== Exercise prompt ==
In the listing below, locate the lines that hold the string "AIFS". Copy those lines.
------------------------------------------------------------------------
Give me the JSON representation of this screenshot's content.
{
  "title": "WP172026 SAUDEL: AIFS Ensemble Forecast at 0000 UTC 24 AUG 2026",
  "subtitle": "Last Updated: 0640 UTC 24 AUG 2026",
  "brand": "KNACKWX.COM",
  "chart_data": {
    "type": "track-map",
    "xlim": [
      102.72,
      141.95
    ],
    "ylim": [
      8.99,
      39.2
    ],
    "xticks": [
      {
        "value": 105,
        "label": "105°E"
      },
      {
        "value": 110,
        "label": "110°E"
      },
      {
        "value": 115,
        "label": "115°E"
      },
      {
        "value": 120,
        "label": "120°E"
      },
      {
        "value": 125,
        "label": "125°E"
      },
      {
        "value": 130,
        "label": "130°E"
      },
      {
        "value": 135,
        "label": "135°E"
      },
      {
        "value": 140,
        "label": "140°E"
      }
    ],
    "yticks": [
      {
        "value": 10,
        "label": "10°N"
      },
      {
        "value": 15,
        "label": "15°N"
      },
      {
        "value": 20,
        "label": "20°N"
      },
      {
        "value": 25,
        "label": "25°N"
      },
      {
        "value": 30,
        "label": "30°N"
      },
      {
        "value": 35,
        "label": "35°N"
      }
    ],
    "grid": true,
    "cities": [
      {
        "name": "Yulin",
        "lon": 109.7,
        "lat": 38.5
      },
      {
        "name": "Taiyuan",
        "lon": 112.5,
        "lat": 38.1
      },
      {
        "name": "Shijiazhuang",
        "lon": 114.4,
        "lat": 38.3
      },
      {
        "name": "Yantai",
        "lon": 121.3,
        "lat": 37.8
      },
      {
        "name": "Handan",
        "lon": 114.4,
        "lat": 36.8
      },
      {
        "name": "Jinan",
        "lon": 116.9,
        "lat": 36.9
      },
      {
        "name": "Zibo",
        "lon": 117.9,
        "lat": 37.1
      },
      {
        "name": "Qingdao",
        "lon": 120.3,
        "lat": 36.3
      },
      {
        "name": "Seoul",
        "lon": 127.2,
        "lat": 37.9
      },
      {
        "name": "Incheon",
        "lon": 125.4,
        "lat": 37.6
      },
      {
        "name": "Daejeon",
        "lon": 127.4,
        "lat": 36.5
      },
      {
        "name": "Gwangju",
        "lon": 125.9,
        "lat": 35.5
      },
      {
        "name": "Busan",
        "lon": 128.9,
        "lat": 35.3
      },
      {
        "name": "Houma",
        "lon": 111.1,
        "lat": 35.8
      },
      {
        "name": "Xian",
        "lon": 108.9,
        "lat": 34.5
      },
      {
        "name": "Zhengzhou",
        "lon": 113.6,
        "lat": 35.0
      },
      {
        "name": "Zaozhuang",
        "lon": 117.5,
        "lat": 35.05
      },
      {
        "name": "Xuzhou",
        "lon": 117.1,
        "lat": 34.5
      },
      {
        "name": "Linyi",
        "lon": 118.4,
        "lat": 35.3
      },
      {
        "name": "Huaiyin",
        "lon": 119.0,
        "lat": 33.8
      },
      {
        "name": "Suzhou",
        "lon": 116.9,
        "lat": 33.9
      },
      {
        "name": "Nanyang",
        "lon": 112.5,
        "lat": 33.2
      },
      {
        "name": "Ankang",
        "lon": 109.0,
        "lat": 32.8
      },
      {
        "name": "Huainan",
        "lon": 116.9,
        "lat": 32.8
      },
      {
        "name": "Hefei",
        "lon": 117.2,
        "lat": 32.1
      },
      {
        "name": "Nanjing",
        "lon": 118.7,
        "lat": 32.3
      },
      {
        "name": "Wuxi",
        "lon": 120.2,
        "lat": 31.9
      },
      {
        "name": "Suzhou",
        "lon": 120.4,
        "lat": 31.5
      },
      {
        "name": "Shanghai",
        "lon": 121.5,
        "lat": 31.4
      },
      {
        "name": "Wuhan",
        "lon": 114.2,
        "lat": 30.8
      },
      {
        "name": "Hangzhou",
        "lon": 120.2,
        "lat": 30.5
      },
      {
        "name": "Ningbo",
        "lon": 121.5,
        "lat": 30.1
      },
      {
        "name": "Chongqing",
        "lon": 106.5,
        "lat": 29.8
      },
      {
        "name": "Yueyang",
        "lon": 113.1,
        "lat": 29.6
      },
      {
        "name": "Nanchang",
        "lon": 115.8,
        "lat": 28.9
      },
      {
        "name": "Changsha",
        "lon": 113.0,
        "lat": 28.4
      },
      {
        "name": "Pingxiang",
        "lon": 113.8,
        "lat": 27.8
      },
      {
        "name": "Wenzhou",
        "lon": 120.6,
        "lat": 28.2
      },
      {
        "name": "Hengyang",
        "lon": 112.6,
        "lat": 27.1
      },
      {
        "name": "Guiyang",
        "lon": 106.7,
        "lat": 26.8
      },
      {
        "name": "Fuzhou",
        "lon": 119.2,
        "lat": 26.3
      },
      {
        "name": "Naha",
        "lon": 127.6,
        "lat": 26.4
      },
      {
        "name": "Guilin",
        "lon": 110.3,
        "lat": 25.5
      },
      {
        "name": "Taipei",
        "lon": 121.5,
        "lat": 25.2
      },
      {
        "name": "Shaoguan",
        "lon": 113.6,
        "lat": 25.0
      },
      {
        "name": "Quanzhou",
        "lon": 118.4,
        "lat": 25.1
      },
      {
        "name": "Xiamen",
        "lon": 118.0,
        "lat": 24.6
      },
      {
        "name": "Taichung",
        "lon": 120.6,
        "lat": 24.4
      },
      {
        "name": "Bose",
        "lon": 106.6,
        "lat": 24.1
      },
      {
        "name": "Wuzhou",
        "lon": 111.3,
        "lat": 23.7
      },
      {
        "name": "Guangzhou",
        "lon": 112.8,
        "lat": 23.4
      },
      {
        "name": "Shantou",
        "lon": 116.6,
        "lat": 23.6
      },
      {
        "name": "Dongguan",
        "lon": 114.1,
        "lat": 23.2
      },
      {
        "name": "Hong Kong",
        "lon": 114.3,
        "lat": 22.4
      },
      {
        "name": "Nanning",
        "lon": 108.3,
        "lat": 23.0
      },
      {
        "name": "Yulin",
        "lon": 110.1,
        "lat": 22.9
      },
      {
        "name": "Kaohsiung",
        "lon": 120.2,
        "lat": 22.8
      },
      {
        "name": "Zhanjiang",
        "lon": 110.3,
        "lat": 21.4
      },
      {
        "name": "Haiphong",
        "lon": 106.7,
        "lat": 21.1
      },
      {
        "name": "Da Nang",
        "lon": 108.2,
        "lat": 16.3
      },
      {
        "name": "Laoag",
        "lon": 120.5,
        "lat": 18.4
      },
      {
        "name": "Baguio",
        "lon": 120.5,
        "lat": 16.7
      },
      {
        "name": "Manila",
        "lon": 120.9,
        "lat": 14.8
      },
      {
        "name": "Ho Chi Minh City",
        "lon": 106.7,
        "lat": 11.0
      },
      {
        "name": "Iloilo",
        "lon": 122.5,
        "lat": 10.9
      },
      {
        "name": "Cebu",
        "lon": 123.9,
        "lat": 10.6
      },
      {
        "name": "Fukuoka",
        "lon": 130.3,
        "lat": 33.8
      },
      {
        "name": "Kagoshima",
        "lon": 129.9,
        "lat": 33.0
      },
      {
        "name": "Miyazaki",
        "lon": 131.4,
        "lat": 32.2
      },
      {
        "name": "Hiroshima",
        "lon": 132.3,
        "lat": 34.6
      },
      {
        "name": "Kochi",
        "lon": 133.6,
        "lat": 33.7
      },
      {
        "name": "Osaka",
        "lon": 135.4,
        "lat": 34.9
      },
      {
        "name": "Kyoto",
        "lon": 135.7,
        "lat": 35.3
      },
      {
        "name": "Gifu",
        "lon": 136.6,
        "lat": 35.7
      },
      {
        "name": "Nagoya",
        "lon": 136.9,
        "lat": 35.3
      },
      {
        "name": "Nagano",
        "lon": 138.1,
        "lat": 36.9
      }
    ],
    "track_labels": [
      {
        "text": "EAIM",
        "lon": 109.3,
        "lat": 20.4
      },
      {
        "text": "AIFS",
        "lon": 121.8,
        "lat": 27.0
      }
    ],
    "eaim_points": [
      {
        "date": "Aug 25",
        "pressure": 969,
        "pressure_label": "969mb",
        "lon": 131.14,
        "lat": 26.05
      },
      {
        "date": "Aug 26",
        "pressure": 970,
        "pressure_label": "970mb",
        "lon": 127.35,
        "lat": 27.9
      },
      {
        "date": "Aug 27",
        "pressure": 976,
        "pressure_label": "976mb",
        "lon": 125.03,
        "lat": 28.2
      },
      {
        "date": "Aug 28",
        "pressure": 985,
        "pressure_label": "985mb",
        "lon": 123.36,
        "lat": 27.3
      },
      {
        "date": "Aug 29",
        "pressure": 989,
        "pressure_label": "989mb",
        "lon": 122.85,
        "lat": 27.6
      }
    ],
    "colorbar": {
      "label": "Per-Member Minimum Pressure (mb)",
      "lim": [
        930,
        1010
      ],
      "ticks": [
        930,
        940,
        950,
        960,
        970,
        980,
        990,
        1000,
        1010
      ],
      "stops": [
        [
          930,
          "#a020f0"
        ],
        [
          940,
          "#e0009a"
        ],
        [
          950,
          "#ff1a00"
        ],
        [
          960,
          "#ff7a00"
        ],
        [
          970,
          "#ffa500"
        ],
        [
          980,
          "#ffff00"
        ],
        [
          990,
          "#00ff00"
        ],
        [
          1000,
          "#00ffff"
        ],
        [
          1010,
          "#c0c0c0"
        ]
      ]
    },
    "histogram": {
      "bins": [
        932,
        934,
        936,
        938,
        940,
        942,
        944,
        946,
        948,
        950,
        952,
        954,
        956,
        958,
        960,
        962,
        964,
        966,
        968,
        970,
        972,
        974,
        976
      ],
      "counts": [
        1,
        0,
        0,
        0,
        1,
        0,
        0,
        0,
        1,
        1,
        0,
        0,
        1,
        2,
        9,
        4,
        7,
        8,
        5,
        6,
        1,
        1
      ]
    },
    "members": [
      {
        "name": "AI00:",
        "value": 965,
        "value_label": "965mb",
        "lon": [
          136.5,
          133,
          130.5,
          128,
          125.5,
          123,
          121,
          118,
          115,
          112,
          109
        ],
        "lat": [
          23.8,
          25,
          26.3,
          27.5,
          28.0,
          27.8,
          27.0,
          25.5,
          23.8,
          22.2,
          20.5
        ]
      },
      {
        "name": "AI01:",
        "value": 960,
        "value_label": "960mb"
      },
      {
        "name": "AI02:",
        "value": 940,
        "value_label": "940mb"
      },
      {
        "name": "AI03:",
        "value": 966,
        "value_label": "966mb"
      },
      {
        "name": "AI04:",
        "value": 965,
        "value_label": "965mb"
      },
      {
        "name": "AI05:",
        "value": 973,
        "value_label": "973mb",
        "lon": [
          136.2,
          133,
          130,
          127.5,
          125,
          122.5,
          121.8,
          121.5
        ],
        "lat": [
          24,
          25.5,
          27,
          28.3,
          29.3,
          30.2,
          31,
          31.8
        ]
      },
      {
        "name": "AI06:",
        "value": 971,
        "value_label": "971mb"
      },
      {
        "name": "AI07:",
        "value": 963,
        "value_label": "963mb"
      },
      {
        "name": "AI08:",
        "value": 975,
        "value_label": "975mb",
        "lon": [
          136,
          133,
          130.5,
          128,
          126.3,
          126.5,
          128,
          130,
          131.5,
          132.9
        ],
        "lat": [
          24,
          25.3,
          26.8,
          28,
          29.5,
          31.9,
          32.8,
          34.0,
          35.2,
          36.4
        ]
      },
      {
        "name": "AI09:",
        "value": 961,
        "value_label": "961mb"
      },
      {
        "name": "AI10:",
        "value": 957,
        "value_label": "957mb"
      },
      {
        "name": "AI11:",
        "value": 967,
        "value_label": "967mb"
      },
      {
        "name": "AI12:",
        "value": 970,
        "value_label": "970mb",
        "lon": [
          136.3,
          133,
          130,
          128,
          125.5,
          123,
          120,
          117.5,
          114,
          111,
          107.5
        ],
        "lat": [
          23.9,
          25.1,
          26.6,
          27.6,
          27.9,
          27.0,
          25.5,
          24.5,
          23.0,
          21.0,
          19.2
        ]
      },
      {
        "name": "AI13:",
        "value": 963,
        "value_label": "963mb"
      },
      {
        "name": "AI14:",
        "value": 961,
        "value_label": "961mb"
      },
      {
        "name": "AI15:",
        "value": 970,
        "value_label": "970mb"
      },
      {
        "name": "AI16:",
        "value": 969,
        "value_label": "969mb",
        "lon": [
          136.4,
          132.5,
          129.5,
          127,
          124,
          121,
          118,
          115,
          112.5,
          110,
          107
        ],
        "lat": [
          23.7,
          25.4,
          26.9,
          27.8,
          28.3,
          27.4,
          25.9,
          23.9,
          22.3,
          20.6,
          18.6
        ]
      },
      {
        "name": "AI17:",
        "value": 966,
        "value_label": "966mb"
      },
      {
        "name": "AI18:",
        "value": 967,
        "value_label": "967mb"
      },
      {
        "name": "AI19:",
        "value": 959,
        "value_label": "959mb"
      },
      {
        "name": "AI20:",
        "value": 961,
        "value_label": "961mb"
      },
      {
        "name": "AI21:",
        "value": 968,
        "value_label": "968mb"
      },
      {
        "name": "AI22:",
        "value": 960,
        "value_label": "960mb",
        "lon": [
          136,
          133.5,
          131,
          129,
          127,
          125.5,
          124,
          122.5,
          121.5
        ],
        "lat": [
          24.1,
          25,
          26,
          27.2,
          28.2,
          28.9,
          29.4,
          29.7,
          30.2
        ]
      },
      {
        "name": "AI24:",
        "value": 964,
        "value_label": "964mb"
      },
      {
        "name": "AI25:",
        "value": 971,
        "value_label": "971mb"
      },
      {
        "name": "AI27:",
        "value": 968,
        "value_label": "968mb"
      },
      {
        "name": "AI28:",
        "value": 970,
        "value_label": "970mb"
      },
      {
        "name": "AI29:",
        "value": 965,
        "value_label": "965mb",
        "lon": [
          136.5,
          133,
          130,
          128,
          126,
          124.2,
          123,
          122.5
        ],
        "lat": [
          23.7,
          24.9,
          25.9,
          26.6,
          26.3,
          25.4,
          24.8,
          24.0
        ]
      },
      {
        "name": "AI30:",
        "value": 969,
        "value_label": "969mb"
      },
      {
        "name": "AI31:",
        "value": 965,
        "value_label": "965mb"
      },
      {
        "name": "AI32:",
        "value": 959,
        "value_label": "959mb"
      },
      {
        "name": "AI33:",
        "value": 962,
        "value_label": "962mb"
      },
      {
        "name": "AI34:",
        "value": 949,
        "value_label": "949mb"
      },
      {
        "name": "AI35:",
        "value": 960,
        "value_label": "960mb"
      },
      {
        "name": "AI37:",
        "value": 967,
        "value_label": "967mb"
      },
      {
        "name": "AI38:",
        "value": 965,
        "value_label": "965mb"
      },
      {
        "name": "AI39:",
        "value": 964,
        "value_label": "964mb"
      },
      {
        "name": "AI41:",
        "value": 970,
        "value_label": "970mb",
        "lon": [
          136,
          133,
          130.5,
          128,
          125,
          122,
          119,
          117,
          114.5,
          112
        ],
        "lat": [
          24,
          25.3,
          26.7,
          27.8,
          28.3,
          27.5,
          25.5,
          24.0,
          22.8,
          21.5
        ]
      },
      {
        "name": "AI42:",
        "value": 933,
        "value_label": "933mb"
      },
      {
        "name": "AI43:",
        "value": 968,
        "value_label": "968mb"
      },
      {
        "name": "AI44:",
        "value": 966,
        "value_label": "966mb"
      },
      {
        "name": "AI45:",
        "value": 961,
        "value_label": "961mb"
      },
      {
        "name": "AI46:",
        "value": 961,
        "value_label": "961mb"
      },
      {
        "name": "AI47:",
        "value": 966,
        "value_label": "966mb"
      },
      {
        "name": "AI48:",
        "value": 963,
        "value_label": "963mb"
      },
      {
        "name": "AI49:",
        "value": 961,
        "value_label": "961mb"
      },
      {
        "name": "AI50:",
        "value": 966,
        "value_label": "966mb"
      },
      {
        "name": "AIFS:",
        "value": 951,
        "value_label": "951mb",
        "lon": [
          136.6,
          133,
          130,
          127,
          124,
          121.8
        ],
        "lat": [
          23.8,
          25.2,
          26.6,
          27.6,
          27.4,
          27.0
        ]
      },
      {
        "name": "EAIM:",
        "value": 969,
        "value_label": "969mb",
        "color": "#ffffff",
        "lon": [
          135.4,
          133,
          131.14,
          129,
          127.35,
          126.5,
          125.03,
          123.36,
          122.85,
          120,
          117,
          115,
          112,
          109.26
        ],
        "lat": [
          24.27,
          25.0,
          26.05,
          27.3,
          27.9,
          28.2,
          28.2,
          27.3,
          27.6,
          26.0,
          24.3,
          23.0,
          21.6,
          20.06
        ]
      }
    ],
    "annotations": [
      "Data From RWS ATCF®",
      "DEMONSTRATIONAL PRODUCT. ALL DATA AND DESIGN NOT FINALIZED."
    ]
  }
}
------------------------------------------------------------------------
== Problem solution ==
  "title": "WP172026 SAUDEL: AIFS Ensemble Forecast at 0000 UTC 24 AUG 2026",
        "text": "AIFS",
        "name": "AIFS:",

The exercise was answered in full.